-- RECORDS FOR PROCESSING start --

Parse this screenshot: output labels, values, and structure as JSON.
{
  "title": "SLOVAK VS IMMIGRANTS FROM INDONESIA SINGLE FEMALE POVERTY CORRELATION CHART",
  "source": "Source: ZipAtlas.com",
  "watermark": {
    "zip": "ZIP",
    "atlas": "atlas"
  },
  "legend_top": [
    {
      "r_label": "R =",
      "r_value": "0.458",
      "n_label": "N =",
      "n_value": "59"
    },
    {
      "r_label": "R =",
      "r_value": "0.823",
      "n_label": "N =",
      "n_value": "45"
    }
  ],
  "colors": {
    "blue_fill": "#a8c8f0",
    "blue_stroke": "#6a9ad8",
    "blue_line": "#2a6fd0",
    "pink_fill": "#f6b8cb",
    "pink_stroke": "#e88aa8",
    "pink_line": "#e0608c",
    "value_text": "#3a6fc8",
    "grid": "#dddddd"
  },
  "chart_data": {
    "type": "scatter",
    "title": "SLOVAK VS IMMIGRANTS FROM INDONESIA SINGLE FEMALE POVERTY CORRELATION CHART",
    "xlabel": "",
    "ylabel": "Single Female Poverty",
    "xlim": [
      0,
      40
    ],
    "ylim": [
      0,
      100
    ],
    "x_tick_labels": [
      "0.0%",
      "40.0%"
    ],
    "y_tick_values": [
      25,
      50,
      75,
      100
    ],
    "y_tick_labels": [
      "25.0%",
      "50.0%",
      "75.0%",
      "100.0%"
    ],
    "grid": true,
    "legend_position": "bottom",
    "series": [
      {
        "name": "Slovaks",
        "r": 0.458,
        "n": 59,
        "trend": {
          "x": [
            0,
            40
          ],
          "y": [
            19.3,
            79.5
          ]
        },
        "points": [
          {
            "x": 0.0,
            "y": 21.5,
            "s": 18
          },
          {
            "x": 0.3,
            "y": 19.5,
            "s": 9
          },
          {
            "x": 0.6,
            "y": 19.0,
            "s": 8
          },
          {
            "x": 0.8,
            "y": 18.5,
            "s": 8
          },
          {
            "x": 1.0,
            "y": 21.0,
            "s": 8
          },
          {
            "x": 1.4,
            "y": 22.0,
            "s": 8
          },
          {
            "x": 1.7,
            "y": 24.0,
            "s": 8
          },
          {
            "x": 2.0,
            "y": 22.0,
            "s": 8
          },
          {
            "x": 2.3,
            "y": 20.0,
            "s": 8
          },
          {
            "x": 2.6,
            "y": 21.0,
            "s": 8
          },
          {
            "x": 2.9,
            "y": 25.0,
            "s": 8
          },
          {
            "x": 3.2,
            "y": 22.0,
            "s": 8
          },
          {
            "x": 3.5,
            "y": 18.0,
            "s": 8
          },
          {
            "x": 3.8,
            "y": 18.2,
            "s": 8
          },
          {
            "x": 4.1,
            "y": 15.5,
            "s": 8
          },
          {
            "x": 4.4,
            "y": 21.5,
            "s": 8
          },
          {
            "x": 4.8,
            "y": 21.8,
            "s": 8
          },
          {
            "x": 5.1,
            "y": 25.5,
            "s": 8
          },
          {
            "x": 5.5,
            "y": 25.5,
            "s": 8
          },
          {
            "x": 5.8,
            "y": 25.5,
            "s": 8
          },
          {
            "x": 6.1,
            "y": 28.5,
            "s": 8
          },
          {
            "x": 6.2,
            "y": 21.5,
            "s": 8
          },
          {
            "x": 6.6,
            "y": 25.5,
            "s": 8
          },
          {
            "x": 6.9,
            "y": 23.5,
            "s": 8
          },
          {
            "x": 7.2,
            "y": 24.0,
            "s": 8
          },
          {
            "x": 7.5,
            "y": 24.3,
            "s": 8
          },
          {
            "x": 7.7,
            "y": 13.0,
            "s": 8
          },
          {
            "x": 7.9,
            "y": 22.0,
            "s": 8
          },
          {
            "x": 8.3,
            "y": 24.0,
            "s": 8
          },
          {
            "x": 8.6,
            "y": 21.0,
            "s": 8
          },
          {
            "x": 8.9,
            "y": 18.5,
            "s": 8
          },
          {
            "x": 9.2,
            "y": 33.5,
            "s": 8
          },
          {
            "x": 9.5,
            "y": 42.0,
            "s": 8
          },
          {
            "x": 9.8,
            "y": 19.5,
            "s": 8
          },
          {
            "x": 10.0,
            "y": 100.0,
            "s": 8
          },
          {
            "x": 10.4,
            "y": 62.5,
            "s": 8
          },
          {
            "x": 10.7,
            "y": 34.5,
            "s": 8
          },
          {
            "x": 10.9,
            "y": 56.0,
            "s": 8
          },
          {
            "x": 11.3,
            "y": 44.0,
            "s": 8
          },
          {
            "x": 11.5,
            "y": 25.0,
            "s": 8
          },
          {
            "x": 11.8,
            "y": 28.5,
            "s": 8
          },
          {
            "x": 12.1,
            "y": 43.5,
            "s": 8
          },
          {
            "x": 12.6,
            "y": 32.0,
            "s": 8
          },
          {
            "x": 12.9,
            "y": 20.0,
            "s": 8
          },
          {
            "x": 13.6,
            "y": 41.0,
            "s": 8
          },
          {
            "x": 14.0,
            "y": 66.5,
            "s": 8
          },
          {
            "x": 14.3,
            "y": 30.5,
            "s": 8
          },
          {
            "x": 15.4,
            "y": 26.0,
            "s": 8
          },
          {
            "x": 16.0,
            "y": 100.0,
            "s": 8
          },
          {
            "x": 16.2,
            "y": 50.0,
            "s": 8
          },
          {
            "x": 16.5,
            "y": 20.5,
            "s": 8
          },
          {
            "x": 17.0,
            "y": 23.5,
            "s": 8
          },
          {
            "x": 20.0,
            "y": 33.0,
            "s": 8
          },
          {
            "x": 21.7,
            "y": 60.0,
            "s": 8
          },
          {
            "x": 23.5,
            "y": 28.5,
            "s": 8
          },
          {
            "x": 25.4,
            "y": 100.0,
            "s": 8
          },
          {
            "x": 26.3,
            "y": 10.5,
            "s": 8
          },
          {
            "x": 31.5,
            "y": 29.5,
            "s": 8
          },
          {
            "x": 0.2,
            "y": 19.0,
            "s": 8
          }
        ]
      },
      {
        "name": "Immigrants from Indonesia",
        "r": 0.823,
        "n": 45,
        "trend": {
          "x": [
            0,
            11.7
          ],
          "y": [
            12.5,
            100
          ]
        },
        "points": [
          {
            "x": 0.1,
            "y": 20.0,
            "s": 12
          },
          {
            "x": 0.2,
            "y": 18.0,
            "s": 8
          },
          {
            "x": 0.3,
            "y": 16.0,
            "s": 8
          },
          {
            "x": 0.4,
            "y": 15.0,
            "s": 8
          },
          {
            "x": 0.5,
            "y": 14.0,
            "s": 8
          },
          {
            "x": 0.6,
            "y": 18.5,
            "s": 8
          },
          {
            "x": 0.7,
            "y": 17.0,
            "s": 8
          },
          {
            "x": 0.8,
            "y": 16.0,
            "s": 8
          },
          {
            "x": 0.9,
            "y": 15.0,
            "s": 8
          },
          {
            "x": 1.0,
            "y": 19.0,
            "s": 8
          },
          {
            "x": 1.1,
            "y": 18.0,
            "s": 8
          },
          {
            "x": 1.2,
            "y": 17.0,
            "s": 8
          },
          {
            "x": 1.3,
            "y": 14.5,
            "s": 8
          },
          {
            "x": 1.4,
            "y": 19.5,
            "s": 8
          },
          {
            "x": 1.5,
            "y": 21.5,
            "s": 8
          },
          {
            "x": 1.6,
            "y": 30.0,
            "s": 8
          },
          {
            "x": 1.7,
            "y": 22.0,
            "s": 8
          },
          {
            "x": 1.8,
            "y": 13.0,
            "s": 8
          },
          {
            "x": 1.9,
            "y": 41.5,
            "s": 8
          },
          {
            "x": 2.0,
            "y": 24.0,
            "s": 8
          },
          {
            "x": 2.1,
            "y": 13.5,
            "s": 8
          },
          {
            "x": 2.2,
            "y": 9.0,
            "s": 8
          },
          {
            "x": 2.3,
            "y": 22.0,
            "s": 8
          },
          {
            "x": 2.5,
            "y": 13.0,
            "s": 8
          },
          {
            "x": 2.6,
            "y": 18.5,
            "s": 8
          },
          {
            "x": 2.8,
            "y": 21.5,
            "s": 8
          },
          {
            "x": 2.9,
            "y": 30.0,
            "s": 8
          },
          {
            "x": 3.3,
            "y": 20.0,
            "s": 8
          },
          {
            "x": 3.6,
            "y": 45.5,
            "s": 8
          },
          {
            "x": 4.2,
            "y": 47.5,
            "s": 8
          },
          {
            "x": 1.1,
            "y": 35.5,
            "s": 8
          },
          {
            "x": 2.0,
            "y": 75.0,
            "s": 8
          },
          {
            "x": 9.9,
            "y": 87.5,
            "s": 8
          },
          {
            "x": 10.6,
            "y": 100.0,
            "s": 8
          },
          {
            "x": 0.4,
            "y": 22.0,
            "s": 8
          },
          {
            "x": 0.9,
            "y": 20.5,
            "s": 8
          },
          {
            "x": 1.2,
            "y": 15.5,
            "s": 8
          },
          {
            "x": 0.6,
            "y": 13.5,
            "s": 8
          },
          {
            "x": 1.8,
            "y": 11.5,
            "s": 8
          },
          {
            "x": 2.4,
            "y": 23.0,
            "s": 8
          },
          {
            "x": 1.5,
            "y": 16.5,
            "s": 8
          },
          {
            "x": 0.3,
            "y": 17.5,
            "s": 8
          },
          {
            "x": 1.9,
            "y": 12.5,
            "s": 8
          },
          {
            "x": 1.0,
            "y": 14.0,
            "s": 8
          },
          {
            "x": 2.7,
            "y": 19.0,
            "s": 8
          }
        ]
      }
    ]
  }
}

-- RECORDS FOR PROCESSING end --

List each line of the entries that holds the string "CORRELATION".

  "title": "SLOVAK VS IMMIGRANTS FROM INDONESIA SINGLE FEMALE POVERTY CORRELATION CHART",
    "title": "SLOVAK VS IMMIGRANTS FROM INDONESIA SINGLE FEMALE POVERTY CORRELATION CHART",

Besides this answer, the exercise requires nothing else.